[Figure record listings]

####################

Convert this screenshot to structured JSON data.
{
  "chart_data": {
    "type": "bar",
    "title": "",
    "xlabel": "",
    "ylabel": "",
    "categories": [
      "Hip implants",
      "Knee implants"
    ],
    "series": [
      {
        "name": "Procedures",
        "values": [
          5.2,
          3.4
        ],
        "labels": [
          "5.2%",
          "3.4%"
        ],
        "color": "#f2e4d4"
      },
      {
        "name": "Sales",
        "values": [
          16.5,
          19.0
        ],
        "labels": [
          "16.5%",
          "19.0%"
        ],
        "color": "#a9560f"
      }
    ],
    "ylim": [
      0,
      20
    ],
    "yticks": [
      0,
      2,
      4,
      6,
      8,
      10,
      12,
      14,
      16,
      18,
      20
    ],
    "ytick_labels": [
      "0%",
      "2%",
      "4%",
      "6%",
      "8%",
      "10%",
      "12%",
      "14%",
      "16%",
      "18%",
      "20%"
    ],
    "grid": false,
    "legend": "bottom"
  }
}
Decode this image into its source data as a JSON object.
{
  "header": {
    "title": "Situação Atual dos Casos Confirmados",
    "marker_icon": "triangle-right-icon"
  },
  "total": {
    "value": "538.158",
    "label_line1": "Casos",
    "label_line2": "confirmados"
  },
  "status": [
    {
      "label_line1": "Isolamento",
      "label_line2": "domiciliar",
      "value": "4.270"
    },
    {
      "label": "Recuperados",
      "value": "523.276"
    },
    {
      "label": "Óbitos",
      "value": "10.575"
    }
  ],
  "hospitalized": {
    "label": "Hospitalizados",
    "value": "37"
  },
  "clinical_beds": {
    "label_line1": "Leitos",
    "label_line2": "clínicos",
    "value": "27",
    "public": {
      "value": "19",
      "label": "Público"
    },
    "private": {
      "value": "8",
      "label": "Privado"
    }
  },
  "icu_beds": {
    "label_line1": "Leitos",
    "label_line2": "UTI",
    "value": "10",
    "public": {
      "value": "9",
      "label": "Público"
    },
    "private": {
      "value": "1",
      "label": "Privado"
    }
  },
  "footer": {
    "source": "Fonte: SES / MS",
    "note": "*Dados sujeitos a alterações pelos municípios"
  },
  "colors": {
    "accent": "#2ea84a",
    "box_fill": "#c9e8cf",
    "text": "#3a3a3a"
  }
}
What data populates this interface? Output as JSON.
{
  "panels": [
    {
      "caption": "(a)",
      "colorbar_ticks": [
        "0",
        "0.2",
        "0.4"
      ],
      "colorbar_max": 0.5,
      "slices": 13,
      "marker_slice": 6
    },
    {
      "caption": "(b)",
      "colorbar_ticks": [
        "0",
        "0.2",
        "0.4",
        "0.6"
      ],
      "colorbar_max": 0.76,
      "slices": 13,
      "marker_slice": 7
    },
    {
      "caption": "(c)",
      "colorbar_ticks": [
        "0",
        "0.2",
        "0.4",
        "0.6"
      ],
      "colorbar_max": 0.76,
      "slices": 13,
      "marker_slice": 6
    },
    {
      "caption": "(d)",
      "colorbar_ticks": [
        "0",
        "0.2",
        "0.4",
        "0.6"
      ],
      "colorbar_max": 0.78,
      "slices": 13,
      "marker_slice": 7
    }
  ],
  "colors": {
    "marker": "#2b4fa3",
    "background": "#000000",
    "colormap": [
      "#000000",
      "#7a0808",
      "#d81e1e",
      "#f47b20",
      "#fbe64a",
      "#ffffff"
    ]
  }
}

####################

#### [DIRECTION]
Identify how many lines in the entries above include the string "source", then state that number alone.

#### [RESPONSE TO THE TASK]
2